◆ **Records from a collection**
⟨
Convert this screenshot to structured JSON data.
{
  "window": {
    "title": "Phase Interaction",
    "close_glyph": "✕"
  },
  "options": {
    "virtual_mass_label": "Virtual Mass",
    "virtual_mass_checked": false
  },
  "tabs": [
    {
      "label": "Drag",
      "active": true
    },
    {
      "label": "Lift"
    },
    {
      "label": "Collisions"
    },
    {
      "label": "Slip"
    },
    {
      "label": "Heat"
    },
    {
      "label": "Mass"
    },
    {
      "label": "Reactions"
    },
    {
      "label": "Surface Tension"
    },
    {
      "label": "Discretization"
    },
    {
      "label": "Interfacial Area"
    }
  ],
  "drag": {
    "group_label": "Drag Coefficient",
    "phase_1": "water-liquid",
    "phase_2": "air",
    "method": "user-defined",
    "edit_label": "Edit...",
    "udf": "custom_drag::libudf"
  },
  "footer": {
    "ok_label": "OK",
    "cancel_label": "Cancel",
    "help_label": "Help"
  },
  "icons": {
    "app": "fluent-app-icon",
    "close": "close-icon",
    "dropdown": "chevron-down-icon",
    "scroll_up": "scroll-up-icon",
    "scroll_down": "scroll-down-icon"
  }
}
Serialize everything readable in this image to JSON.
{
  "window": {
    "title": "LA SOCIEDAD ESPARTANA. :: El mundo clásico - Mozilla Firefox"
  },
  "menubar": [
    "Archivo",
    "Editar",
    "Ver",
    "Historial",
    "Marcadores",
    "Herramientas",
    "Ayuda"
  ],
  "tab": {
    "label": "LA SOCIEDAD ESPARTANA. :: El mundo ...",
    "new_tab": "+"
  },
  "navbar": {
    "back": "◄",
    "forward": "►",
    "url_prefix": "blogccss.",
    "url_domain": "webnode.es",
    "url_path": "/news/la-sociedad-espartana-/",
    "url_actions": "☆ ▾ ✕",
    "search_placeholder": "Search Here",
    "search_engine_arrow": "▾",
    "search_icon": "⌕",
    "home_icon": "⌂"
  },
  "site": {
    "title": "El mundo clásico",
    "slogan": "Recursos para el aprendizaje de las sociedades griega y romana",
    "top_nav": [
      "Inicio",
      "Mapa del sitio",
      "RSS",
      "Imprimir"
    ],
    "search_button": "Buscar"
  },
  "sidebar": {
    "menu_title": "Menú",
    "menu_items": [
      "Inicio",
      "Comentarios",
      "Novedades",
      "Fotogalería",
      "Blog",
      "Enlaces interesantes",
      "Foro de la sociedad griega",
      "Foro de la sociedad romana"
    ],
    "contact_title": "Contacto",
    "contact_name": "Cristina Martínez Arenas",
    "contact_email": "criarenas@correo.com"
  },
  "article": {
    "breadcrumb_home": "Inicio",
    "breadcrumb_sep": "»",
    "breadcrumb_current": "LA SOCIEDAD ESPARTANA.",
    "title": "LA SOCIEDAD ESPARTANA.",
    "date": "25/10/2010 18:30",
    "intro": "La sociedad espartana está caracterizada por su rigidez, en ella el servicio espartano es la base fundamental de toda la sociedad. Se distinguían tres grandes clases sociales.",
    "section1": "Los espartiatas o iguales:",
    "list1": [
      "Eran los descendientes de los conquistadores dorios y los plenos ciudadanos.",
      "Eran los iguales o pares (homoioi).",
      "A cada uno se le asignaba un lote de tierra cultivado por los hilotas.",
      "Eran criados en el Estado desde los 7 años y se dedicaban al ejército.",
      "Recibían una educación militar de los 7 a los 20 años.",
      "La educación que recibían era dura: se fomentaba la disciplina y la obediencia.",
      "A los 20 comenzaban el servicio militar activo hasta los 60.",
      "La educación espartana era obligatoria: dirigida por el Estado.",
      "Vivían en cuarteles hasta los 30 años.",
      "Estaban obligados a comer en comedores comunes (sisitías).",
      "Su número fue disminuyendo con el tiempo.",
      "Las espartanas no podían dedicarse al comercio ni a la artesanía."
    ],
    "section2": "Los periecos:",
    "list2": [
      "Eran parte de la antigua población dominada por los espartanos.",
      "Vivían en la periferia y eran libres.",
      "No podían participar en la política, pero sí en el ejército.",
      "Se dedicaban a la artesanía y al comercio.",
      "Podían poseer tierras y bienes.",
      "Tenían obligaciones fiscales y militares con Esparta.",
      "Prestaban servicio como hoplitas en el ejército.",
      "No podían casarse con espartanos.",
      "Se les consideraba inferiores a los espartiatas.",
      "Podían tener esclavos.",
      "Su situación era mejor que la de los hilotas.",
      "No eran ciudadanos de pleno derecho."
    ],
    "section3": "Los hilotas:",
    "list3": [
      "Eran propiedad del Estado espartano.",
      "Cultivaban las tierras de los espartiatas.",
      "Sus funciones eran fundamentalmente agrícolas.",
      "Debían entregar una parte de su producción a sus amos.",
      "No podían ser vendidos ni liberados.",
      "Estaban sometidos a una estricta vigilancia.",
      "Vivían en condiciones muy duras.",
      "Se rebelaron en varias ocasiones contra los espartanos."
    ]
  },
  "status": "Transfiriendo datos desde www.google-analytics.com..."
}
⟩
Extract the full listing and reproduce each line exactly.

◆ **RESPONSE TO THIS TASK**
Convert this screenshot to structured JSON data.
{
  "window": {
    "title": "Phase Interaction",
    "close_glyph": "✕"
  },
  "options": {
    "virtual_mass_label": "Virtual Mass",
    "virtual_mass_checked": false
  },
  "tabs": [
    {
      "label": "Drag",
      "active": true
    },
    {
      "label": "Lift"
    },
    {
      "label": "Collisions"
    },
    {
      "label": "Slip"
    },
    {
      "label": "Heat"
    },
    {
      "label": "Mass"
    },
    {
      "label": "Reactions"
    },
    {
      "label": "Surface Tension"
    },
    {
      "label": "Discretization"
    },
    {
      "label": "Interfacial Area"
    }
  ],
  "drag": {
    "group_label": "Drag Coefficient",
    "phase_1": "water-liquid",
    "phase_2": "air",
    "method": "user-defined",
    "edit_label": "Edit...",
    "udf": "custom_drag::libudf"
  },
  "footer": {
    "ok_label": "OK",
    "cancel_label": "Cancel",
    "help_label": "Help"
  },
  "icons": {
    "app": "fluent-app-icon",
    "close": "close-icon",
    "dropdown": "chevron-down-icon",
    "scroll_up": "scroll-up-icon",
    "scroll_down": "scroll-down-icon"
  }
}
Serialize everything readable in this image to JSON.
{
  "window": {
    "title": "LA SOCIEDAD ESPARTANA. :: El mundo clásico - Mozilla Firefox"
  },
  "menubar": [
    "Archivo",
    "Editar",
    "Ver",
    "Historial",
    "Marcadores",
    "Herramientas",
    "Ayuda"
  ],
  "tab": {
    "label": "LA SOCIEDAD ESPARTANA. :: El mundo ...",
    "new_tab": "+"
  },
  "navbar": {
    "back": "◄",
    "forward": "►",
    "url_prefix": "blogccss.",
    "url_domain": "webnode.es",
    "url_path": "/news/la-sociedad-espartana-/",
    "url_actions": "☆ ▾ ✕",
    "search_placeholder": "Search Here",
    "search_engine_arrow": "▾",
    "search_icon": "⌕",
    "home_icon": "⌂"
  },
  "site": {
    "title": "El mundo clásico",
    "slogan": "Recursos para el aprendizaje de las sociedades griega y romana",
    "top_nav": [
      "Inicio",
      "Mapa del sitio",
      "RSS",
      "Imprimir"
    ],
    "search_button": "Buscar"
  },
  "sidebar": {
    "menu_title": "Menú",
    "menu_items": [
      "Inicio",
      "Comentarios",
      "Novedades",
      "Fotogalería",
      "Blog",
      "Enlaces interesantes",
      "Foro de la sociedad griega",
      "Foro de la sociedad romana"
    ],
    "contact_title": "Contacto",
    "contact_name": "Cristina Martínez Arenas",
    "contact_email": "criarenas@correo.com"
  },
  "article": {
    "breadcrumb_home": "Inicio",
    "breadcrumb_sep": "»",
    "breadcrumb_current": "LA SOCIEDAD ESPARTANA.",
    "title": "LA SOCIEDAD ESPARTANA.",
    "date": "25/10/2010 18:30",
    "intro": "La sociedad espartana está caracterizada por su rigidez, en ella el servicio espartano es la base fundamental de toda la sociedad. Se distinguían tres grandes clases sociales.",
    "section1": "Los espartiatas o iguales:",
    "list1": [
      "Eran los descendientes de los conquistadores dorios y los plenos ciudadanos.",
      "Eran los iguales o pares (homoioi).",
      "A cada uno se le asignaba un lote de tierra cultivado por los hilotas.",
      "Eran criados en el Estado desde los 7 años y se dedicaban al ejército.",
      "Recibían una educación militar de los 7 a los 20 años.",
      "La educación que recibían era dura: se fomentaba la disciplina y la obediencia.",
      "A los 20 comenzaban el servicio militar activo hasta los 60.",
      "La educación espartana era obligatoria: dirigida por el Estado.",
      "Vivían en cuarteles hasta los 30 años.",
      "Estaban obligados a comer en comedores comunes (sisitías).",
      "Su número fue disminuyendo con el tiempo.",
      "Las espartanas no podían dedicarse al comercio ni a la artesanía."
    ],
    "section2": "Los periecos:",
    "list2": [
      "Eran parte de la antigua población dominada por los espartanos.",
      "Vivían en la periferia y eran libres.",
      "No podían participar en la política, pero sí en el ejército.",
      "Se dedicaban a la artesanía y al comercio.",
      "Podían poseer tierras y bienes.",
      "Tenían obligaciones fiscales y militares con Esparta.",
      "Prestaban servicio como hoplitas en el ejército.",
      "No podían casarse con espartanos.",
      "Se les consideraba inferiores a los espartiatas.",
      "Podían tener esclavos.",
      "Su situación era mejor que la de los hilotas.",
      "No eran ciudadanos de pleno derecho."
    ],
    "section3": "Los hilotas:",
    "list3": [
      "Eran propiedad del Estado espartano.",
      "Cultivaban las tierras de los espartiatas.",
      "Sus funciones eran fundamentalmente agrícolas.",
      "Debían entregar una parte de su producción a sus amos.",
      "No podían ser vendidos ni liberados.",
      "Estaban sometidos a una estricta vigilancia.",
      "Vivían en condiciones muy duras.",
      "Se rebelaron en varias ocasiones contra los espartanos."
    ]
  },
  "status": "Transfiriendo datos desde www.google-analytics.com..."
}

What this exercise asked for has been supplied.